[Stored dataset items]
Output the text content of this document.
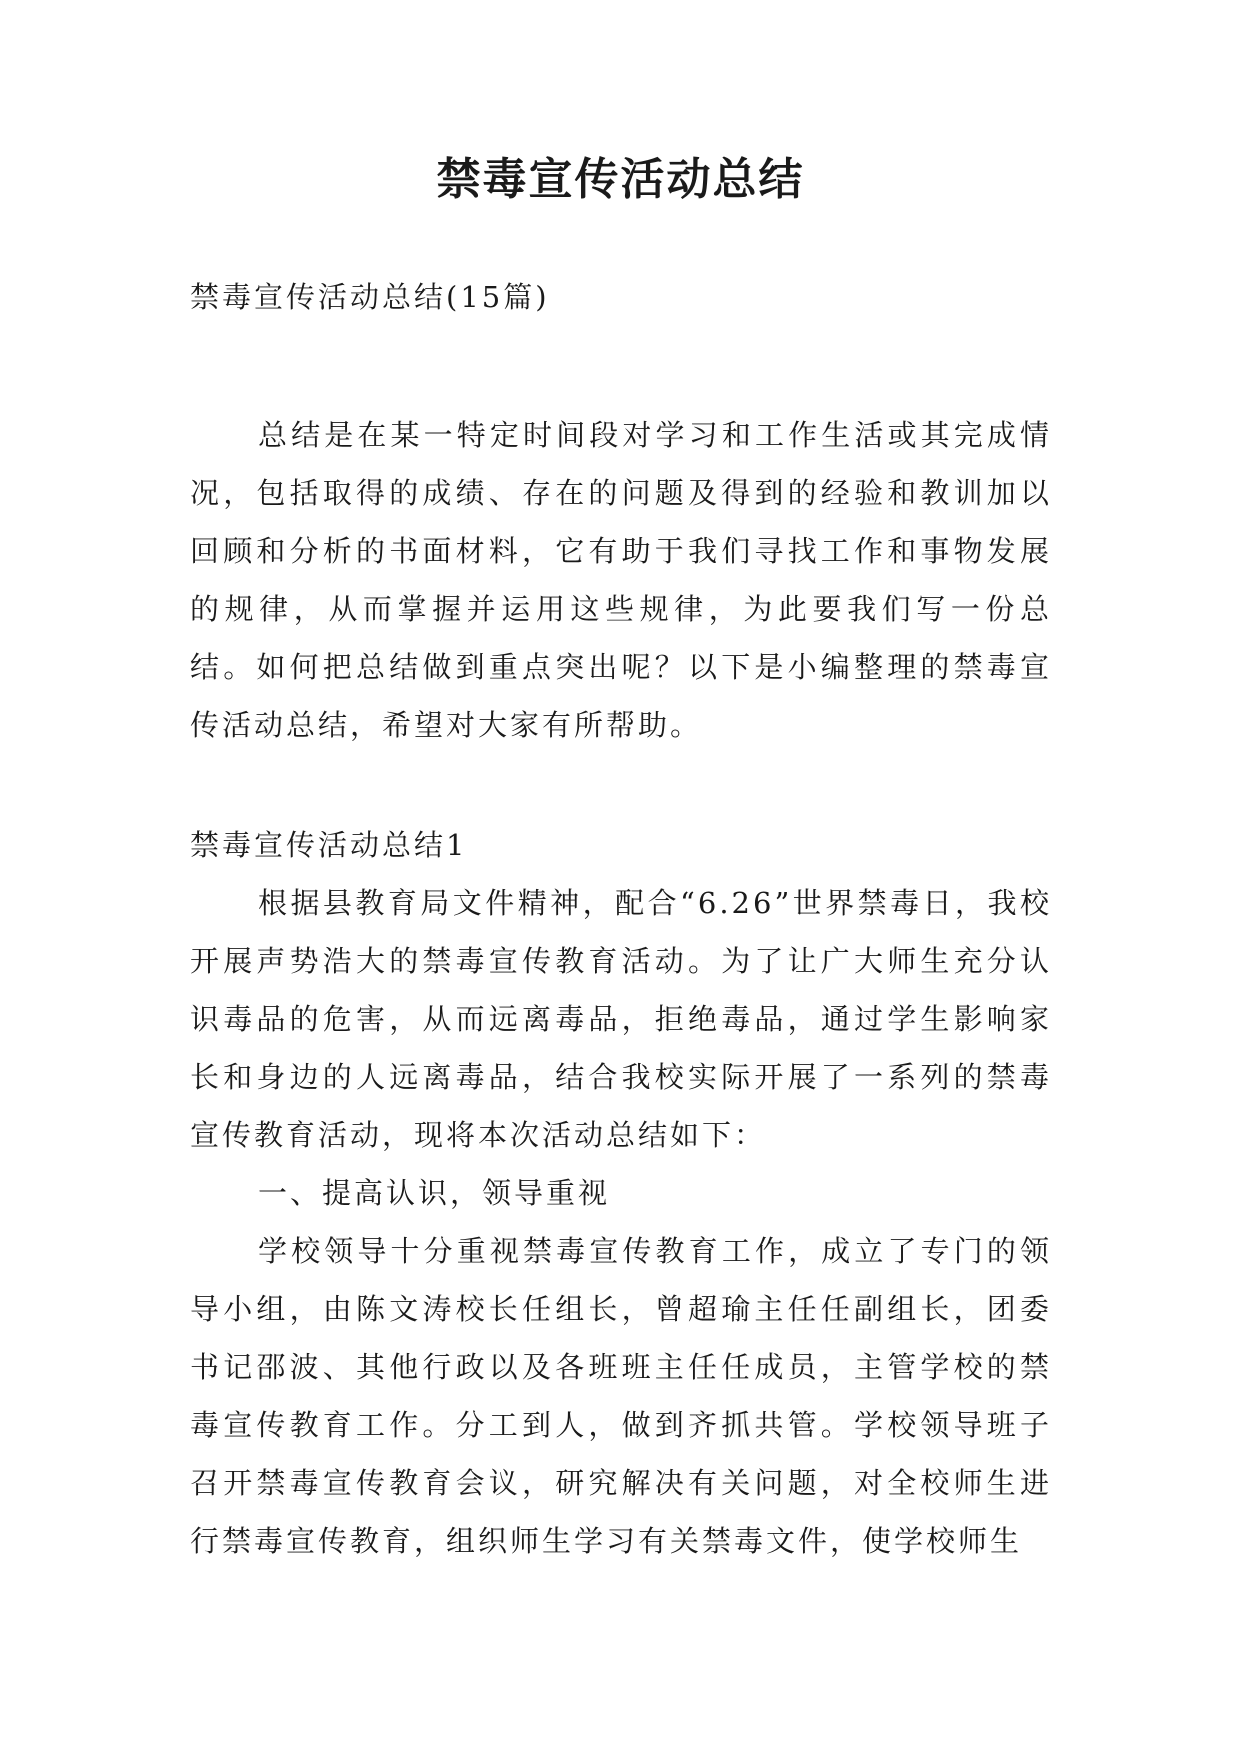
禁毒宣传活动总结

禁毒宣传活动总结(15篇)

总结是在某一特定时间段对学习和工作生活或其完成情况，包括取得的成绩、存在的问题及得到的经验和教训加以回顾和分析的书面材料，它有助于我们寻找工作和事物发展的规律，从而掌握并运用这些规律，为此要我们写一份总结。如何把总结做到重点突出呢？以下是小编整理的禁毒宣传活动总结，希望对大家有所帮助。

禁毒宣传活动总结1

根据县教育局文件精神，配合“6.26”世界禁毒日，我校开展声势浩大的禁毒宣传教育活动。为了让广大师生充分认识毒品的危害，从而远离毒品，拒绝毒品，通过学生影响家长和身边的人远离毒品，结合我校实际开展了一系列的禁毒宣传教育活动，现将本次活动总结如下：

一、提高认识，领导重视

学校领导十分重视禁毒宣传教育工作，成立了专门的领导小组，由陈文涛校长任组长，曾超瑜主任任副组长，团委书记邵波、其他行政以及各班班主任任成员，主管学校的禁毒宣传教育工作。分工到人，做到齐抓共管。学校领导班子召开禁毒宣传教育会议，研究解决有关问题，对全校师生进行禁毒宣传教育，组织师生学习有关禁毒文件，使学校师生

= What to work on =
Leave the images out, please, and restate each line word for word.

= Complete output =
Output the text content of this document.
禁毒宣传活动总结

禁毒宣传活动总结(15篇)

总结是在某一特定时间段对学习和工作生活或其完成情况，包括取得的成绩、存在的问题及得到的经验和教训加以回顾和分析的书面材料，它有助于我们寻找工作和事物发展的规律，从而掌握并运用这些规律，为此要我们写一份总结。如何把总结做到重点突出呢？以下是小编整理的禁毒宣传活动总结，希望对大家有所帮助。

禁毒宣传活动总结1

根据县教育局文件精神，配合“6.26”世界禁毒日，我校开展声势浩大的禁毒宣传教育活动。为了让广大师生充分认识毒品的危害，从而远离毒品，拒绝毒品，通过学生影响家长和身边的人远离毒品，结合我校实际开展了一系列的禁毒宣传教育活动，现将本次活动总结如下：

一、提高认识，领导重视

学校领导十分重视禁毒宣传教育工作，成立了专门的领导小组，由陈文涛校长任组长，曾超瑜主任任副组长，团委书记邵波、其他行政以及各班班主任任成员，主管学校的禁毒宣传教育工作。分工到人，做到齐抓共管。学校领导班子召开禁毒宣传教育会议，研究解决有关问题，对全校师生进行禁毒宣传教育，组织师生学习有关禁毒文件，使学校师生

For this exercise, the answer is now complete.